- **PROBLEM**: Reproduce the lines of every record below verbatim, leaving out the pictures.

Excerpts from a layout annotation set:
***

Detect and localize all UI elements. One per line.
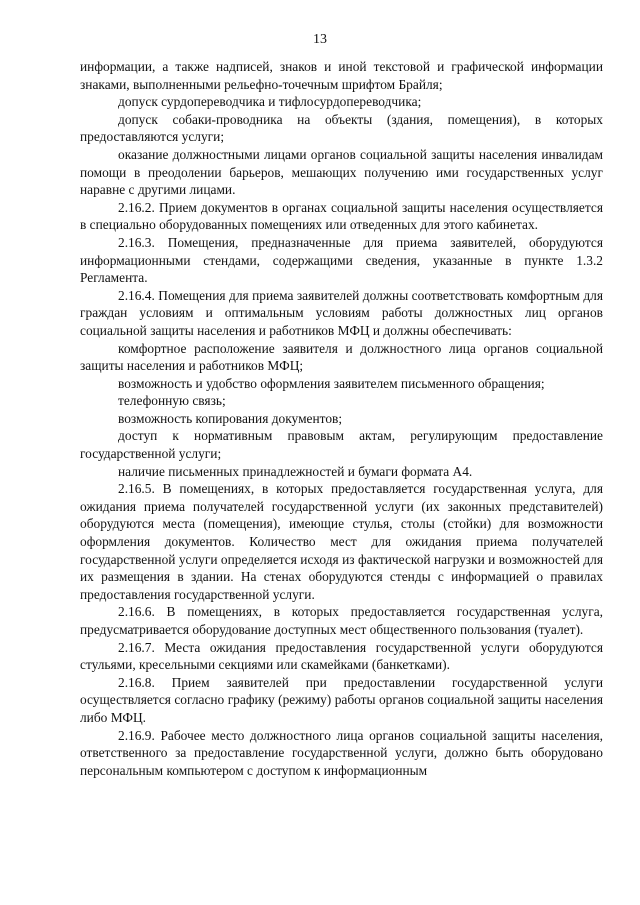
- paragraph: возможность копирования документов;: [118, 410, 343, 426]
- paragraph: 2.16.7. Места ожидания предоставления государственной услуги оборудуются стульями, кресельными секциями или скамейками (банкетками).: [80, 639, 603, 673]
- paragraph: 2.16.8. Прием заявителей при предоставлении государственной услуги осуществляется согласно графику (режиму) работы органов социальной защиты населения либо МФЦ.: [80, 674, 603, 725]
- paragraph: информации, а также надписей, знаков и иной текстовой и графической информации знаками, выполненными рельефно-точечным шрифтом Брайля;: [80, 59, 603, 92]
- paragraph: 2.16.9. Рабочее место должностного лица органов социальной защиты населения, ответственного за предоставление государственной услуги, должно быть оборудовано персональным компьютером с доступом к информационным: [80, 727, 603, 778]
- paragraph: телефонную связь;: [118, 393, 226, 409]
- paragraph: оказание должностными лицами органов социальной защиты населения инвалидам помощи в преодолении барьеров, мешающих получению ими государственных услуг наравне с другими лицами.: [80, 146, 603, 198]
- paragraph: возможность и удобство оформления заявителем письменного обращения;: [118, 375, 545, 391]
- paragraph: 2.16.6. В помещениях, в которых предоставляется государственная услуга, предусматривается оборудование доступных мест общественного пользования (туалет).: [80, 604, 603, 637]
- paragraph: 2.16.5. В помещениях, в которых предоставляется государственная услуга, для ожидания приема получателей государственной услуги (их законных представителей) оборудуются места (помещения), имеющие стулья, столы (стойки) для возможности оформления документов. Количество мест для ожидания приема получателей государственной услуги определяется исходя из фактической нагрузки и возможностей для их размещения в здании. На стенах оборудуются стенды с информацией о правилах предоставления государственной услуги.: [80, 481, 603, 602]
- paragraph: 2.16.4. Помещения для приема заявителей должны соответствовать комфортным для граждан условиям и оптимальным условиям работы должностных лиц органов социальной защиты населения и работников МФЦ и должны обеспечивать:: [80, 287, 603, 338]
- document-body: [80, 58, 603, 779]
- paragraph: комфортное расположение заявителя и должностного лица органов социальной защиты населения и работников МФЦ;: [80, 340, 603, 374]
- paragraph: доступ к нормативным правовым актам, регулирующим предоставление государственной услуги;: [80, 428, 603, 462]
- paragraph: наличие письменных принадлежностей и бумаги формата А4.: [118, 463, 473, 479]
- paragraph: 2.16.3. Помещения, предназначенные для приема заявителей, оборудуются информационными стендами, содержащими сведения, указанные в пункте 1.3.2 Регламента.: [80, 234, 603, 286]
- paragraph: допуск собаки-проводника на объекты (здания, помещения), в которых предоставляются услуги;: [80, 111, 603, 145]
- paragraph: 2.16.2. Прием документов в органах социальной защиты населения осуществляется в специально оборудованных помещениях или отведенных для этого кабинетах.: [80, 199, 603, 233]
- page-number: 13: [313, 32, 327, 47]
- paragraph: допуск сурдопереводчика и тифлосурдопереводчика;: [118, 94, 422, 110]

***

- **EXERCISE OUTPUT**:
Detect and localize all UI elements. One per line.
- paragraph: возможность копирования документов;: [118, 410, 343, 426]
- paragraph: 2.16.7. Места ожидания предоставления государственной услуги оборудуются стульями, кресельными секциями или скамейками (банкетками).: [80, 639, 603, 673]
- paragraph: 2.16.8. Прием заявителей при предоставлении государственной услуги осуществляется согласно графику (режиму) работы органов социальной защиты населения либо МФЦ.: [80, 674, 603, 725]
- paragraph: информации, а также надписей, знаков и иной текстовой и графической информации знаками, выполненными рельефно-точечным шрифтом Брайля;: [80, 59, 603, 92]
- paragraph: 2.16.9. Рабочее место должностного лица органов социальной защиты населения, ответственного за предоставление государственной услуги, должно быть оборудовано персональным компьютером с доступом к информационным: [80, 727, 603, 778]
- paragraph: телефонную связь;: [118, 393, 226, 409]
- paragraph: оказание должностными лицами органов социальной защиты населения инвалидам помощи в преодолении барьеров, мешающих получению ими государственных услуг наравне с другими лицами.: [80, 146, 603, 198]
- paragraph: возможность и удобство оформления заявителем письменного обращения;: [118, 375, 545, 391]
- paragraph: 2.16.6. В помещениях, в которых предоставляется государственная услуга, предусматривается оборудование доступных мест общественного пользования (туалет).: [80, 604, 603, 637]
- paragraph: 2.16.5. В помещениях, в которых предоставляется государственная услуга, для ожидания приема получателей государственной услуги (их законных представителей) оборудуются места (помещения), имеющие стулья, столы (стойки) для возможности оформления документов. Количество мест для ожидания приема получателей государственной услуги определяется исходя из фактической нагрузки и возможностей для их размещения в здании. На стенах оборудуются стенды с информацией о правилах предоставления государственной услуги.: [80, 481, 603, 602]
- paragraph: 2.16.4. Помещения для приема заявителей должны соответствовать комфортным для граждан условиям и оптимальным условиям работы должностных лиц органов социальной защиты населения и работников МФЦ и должны обеспечивать:: [80, 287, 603, 338]
- document-body: [80, 58, 603, 779]
- paragraph: комфортное расположение заявителя и должностного лица органов социальной защиты населения и работников МФЦ;: [80, 340, 603, 374]
- paragraph: доступ к нормативным правовым актам, регулирующим предоставление государственной услуги;: [80, 428, 603, 462]
- paragraph: наличие письменных принадлежностей и бумаги формата А4.: [118, 463, 473, 479]
- paragraph: 2.16.3. Помещения, предназначенные для приема заявителей, оборудуются информационными стендами, содержащими сведения, указанные в пункте 1.3.2 Регламента.: [80, 234, 603, 286]
- paragraph: допуск собаки-проводника на объекты (здания, помещения), в которых предоставляются услуги;: [80, 111, 603, 145]
- paragraph: 2.16.2. Прием документов в органах социальной защиты населения осуществляется в специально оборудованных помещениях или отведенных для этого кабинетах.: [80, 199, 603, 233]
- page-number: 13: [313, 32, 327, 47]
- paragraph: допуск сурдопереводчика и тифлосурдопереводчика;: [118, 94, 422, 110]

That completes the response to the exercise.